*To be done:*
Retype each entry below exactly as it stands.

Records
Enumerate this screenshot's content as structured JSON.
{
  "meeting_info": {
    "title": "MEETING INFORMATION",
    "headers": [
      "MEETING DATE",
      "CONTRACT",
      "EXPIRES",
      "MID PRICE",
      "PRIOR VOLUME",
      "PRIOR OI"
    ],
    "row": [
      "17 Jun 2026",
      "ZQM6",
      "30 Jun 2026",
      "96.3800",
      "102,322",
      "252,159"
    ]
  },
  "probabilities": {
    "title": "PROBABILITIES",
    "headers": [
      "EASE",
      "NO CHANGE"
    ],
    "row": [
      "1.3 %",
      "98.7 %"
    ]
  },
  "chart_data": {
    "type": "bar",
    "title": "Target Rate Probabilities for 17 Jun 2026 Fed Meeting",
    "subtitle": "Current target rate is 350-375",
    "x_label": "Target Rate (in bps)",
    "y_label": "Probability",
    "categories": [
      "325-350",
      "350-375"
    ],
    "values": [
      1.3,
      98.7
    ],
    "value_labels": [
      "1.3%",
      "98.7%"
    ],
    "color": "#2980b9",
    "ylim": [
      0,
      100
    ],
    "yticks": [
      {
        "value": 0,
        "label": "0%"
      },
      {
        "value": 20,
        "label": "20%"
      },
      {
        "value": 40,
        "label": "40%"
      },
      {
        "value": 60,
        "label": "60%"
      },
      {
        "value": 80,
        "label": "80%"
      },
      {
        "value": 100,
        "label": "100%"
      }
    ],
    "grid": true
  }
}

*Expected output:*
Enumerate this screenshot's content as structured JSON.
{
  "meeting_info": {
    "title": "MEETING INFORMATION",
    "headers": [
      "MEETING DATE",
      "CONTRACT",
      "EXPIRES",
      "MID PRICE",
      "PRIOR VOLUME",
      "PRIOR OI"
    ],
    "row": [
      "17 Jun 2026",
      "ZQM6",
      "30 Jun 2026",
      "96.3800",
      "102,322",
      "252,159"
    ]
  },
  "probabilities": {
    "title": "PROBABILITIES",
    "headers": [
      "EASE",
      "NO CHANGE"
    ],
    "row": [
      "1.3 %",
      "98.7 %"
    ]
  },
  "chart_data": {
    "type": "bar",
    "title": "Target Rate Probabilities for 17 Jun 2026 Fed Meeting",
    "subtitle": "Current target rate is 350-375",
    "x_label": "Target Rate (in bps)",
    "y_label": "Probability",
    "categories": [
      "325-350",
      "350-375"
    ],
    "values": [
      1.3,
      98.7
    ],
    "value_labels": [
      "1.3%",
      "98.7%"
    ],
    "color": "#2980b9",
    "ylim": [
      0,
      100
    ],
    "yticks": [
      {
        "value": 0,
        "label": "0%"
      },
      {
        "value": 20,
        "label": "20%"
      },
      {
        "value": 40,
        "label": "40%"
      },
      {
        "value": 60,
        "label": "60%"
      },
      {
        "value": 80,
        "label": "80%"
      },
      {
        "value": 100,
        "label": "100%"
      }
    ],
    "grid": true
  }
}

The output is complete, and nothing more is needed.